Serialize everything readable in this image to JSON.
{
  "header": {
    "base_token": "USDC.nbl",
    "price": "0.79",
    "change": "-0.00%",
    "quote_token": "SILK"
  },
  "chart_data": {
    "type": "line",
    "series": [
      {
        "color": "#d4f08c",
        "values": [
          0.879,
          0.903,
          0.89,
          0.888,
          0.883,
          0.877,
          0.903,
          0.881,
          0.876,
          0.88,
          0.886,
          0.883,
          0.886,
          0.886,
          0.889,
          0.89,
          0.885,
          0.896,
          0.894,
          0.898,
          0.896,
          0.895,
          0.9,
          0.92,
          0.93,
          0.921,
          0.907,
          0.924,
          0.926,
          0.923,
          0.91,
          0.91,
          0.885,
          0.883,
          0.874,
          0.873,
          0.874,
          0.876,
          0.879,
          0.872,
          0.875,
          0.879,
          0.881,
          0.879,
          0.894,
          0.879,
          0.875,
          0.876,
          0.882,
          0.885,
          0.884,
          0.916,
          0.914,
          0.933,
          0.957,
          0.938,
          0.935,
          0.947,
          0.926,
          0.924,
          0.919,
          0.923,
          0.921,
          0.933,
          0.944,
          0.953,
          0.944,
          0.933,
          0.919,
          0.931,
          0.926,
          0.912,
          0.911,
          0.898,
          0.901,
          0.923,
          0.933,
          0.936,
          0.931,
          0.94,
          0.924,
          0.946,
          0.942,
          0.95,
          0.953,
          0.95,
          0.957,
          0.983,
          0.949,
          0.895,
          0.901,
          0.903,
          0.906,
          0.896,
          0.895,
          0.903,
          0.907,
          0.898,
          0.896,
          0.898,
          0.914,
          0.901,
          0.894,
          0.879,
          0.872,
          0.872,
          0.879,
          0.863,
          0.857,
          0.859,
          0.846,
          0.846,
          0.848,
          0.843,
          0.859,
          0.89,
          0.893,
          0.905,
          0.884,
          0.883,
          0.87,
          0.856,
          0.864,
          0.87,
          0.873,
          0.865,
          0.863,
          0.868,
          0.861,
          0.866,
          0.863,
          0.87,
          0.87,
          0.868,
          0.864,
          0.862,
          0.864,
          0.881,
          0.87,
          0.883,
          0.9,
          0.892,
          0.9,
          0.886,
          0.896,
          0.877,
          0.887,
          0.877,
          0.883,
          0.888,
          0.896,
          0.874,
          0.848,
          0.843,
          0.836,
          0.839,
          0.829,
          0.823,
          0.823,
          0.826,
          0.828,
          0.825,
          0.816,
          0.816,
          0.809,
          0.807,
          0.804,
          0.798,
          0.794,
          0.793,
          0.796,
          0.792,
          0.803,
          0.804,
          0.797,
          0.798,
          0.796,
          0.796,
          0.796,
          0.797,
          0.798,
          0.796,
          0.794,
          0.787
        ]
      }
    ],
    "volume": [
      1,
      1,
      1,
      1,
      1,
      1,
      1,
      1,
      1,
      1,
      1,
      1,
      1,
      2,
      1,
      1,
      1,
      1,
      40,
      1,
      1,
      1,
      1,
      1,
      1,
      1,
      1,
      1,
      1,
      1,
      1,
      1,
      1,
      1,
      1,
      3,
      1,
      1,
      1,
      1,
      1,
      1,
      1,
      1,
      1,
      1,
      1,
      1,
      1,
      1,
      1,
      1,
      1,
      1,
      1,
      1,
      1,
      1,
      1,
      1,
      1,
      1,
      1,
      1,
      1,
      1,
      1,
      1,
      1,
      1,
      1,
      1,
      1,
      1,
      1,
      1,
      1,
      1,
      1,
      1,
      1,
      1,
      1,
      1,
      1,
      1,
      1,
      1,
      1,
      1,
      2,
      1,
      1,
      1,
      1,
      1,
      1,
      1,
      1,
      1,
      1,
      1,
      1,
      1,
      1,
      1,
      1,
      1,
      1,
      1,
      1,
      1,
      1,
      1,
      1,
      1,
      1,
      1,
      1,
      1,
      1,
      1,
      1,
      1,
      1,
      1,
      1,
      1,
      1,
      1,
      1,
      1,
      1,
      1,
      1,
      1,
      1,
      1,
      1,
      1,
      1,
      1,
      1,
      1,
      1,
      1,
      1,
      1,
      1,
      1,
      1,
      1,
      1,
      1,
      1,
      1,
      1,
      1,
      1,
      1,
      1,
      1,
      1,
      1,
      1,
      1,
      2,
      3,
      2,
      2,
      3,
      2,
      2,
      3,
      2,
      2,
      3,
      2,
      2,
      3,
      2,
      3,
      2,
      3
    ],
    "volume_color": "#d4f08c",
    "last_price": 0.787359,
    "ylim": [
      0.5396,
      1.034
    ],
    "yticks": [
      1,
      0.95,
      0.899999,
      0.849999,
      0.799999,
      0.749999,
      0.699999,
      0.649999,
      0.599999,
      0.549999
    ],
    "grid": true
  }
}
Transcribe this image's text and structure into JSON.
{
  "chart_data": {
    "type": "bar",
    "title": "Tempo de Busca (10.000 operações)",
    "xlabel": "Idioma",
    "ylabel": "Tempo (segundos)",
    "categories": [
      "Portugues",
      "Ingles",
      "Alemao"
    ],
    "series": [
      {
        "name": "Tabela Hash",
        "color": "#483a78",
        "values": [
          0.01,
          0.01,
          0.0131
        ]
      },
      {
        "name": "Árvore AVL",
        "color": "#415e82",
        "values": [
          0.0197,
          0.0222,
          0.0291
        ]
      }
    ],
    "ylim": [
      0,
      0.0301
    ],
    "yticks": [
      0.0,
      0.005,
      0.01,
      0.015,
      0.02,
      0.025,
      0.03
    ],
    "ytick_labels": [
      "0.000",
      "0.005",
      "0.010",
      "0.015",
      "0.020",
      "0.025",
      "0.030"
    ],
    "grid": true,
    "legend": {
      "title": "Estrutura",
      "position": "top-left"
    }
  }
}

=====

### Work to be completed
Transcribe the material exactly as it reads.

### Response
Serialize everything readable in this image to JSON.
{
  "header": {
    "base_token": "USDC.nbl",
    "price": "0.79",
    "change": "-0.00%",
    "quote_token": "SILK"
  },
  "chart_data": {
    "type": "line",
    "series": [
      {
        "color": "#d4f08c",
        "values": [
          0.879,
          0.903,
          0.89,
          0.888,
          0.883,
          0.877,
          0.903,
          0.881,
          0.876,
          0.88,
          0.886,
          0.883,
          0.886,
          0.886,
          0.889,
          0.89,
          0.885,
          0.896,
          0.894,
          0.898,
          0.896,
          0.895,
          0.9,
          0.92,
          0.93,
          0.921,
          0.907,
          0.924,
          0.926,
          0.923,
          0.91,
          0.91,
          0.885,
          0.883,
          0.874,
          0.873,
          0.874,
          0.876,
          0.879,
          0.872,
          0.875,
          0.879,
          0.881,
          0.879,
          0.894,
          0.879,
          0.875,
          0.876,
          0.882,
          0.885,
          0.884,
          0.916,
          0.914,
          0.933,
          0.957,
          0.938,
          0.935,
          0.947,
          0.926,
          0.924,
          0.919,
          0.923,
          0.921,
          0.933,
          0.944,
          0.953,
          0.944,
          0.933,
          0.919,
          0.931,
          0.926,
          0.912,
          0.911,
          0.898,
          0.901,
          0.923,
          0.933,
          0.936,
          0.931,
          0.94,
          0.924,
          0.946,
          0.942,
          0.95,
          0.953,
          0.95,
          0.957,
          0.983,
          0.949,
          0.895,
          0.901,
          0.903,
          0.906,
          0.896,
          0.895,
          0.903,
          0.907,
          0.898,
          0.896,
          0.898,
          0.914,
          0.901,
          0.894,
          0.879,
          0.872,
          0.872,
          0.879,
          0.863,
          0.857,
          0.859,
          0.846,
          0.846,
          0.848,
          0.843,
          0.859,
          0.89,
          0.893,
          0.905,
          0.884,
          0.883,
          0.87,
          0.856,
          0.864,
          0.87,
          0.873,
          0.865,
          0.863,
          0.868,
          0.861,
          0.866,
          0.863,
          0.87,
          0.87,
          0.868,
          0.864,
          0.862,
          0.864,
          0.881,
          0.87,
          0.883,
          0.9,
          0.892,
          0.9,
          0.886,
          0.896,
          0.877,
          0.887,
          0.877,
          0.883,
          0.888,
          0.896,
          0.874,
          0.848,
          0.843,
          0.836,
          0.839,
          0.829,
          0.823,
          0.823,
          0.826,
          0.828,
          0.825,
          0.816,
          0.816,
          0.809,
          0.807,
          0.804,
          0.798,
          0.794,
          0.793,
          0.796,
          0.792,
          0.803,
          0.804,
          0.797,
          0.798,
          0.796,
          0.796,
          0.796,
          0.797,
          0.798,
          0.796,
          0.794,
          0.787
        ]
      }
    ],
    "volume": [
      1,
      1,
      1,
      1,
      1,
      1,
      1,
      1,
      1,
      1,
      1,
      1,
      1,
      2,
      1,
      1,
      1,
      1,
      40,
      1,
      1,
      1,
      1,
      1,
      1,
      1,
      1,
      1,
      1,
      1,
      1,
      1,
      1,
      1,
      1,
      3,
      1,
      1,
      1,
      1,
      1,
      1,
      1,
      1,
      1,
      1,
      1,
      1,
      1,
      1,
      1,
      1,
      1,
      1,
      1,
      1,
      1,
      1,
      1,
      1,
      1,
      1,
      1,
      1,
      1,
      1,
      1,
      1,
      1,
      1,
      1,
      1,
      1,
      1,
      1,
      1,
      1,
      1,
      1,
      1,
      1,
      1,
      1,
      1,
      1,
      1,
      1,
      1,
      1,
      1,
      2,
      1,
      1,
      1,
      1,
      1,
      1,
      1,
      1,
      1,
      1,
      1,
      1,
      1,
      1,
      1,
      1,
      1,
      1,
      1,
      1,
      1,
      1,
      1,
      1,
      1,
      1,
      1,
      1,
      1,
      1,
      1,
      1,
      1,
      1,
      1,
      1,
      1,
      1,
      1,
      1,
      1,
      1,
      1,
      1,
      1,
      1,
      1,
      1,
      1,
      1,
      1,
      1,
      1,
      1,
      1,
      1,
      1,
      1,
      1,
      1,
      1,
      1,
      1,
      1,
      1,
      1,
      1,
      1,
      1,
      1,
      1,
      1,
      1,
      1,
      1,
      2,
      3,
      2,
      2,
      3,
      2,
      2,
      3,
      2,
      2,
      3,
      2,
      2,
      3,
      2,
      3,
      2,
      3
    ],
    "volume_color": "#d4f08c",
    "last_price": 0.787359,
    "ylim": [
      0.5396,
      1.034
    ],
    "yticks": [
      1,
      0.95,
      0.899999,
      0.849999,
      0.799999,
      0.749999,
      0.699999,
      0.649999,
      0.599999,
      0.549999
    ],
    "grid": true
  }
}
Transcribe this image's text and structure into JSON.
{
  "chart_data": {
    "type": "bar",
    "title": "Tempo de Busca (10.000 operações)",
    "xlabel": "Idioma",
    "ylabel": "Tempo (segundos)",
    "categories": [
      "Portugues",
      "Ingles",
      "Alemao"
    ],
    "series": [
      {
        "name": "Tabela Hash",
        "color": "#483a78",
        "values": [
          0.01,
          0.01,
          0.0131
        ]
      },
      {
        "name": "Árvore AVL",
        "color": "#415e82",
        "values": [
          0.0197,
          0.0222,
          0.0291
        ]
      }
    ],
    "ylim": [
      0,
      0.0301
    ],
    "yticks": [
      0.0,
      0.005,
      0.01,
      0.015,
      0.02,
      0.025,
      0.03
    ],
    "ytick_labels": [
      "0.000",
      "0.005",
      "0.010",
      "0.015",
      "0.020",
      "0.025",
      "0.030"
    ],
    "grid": true,
    "legend": {
      "title": "Estrutura",
      "position": "top-left"
    }
  }
}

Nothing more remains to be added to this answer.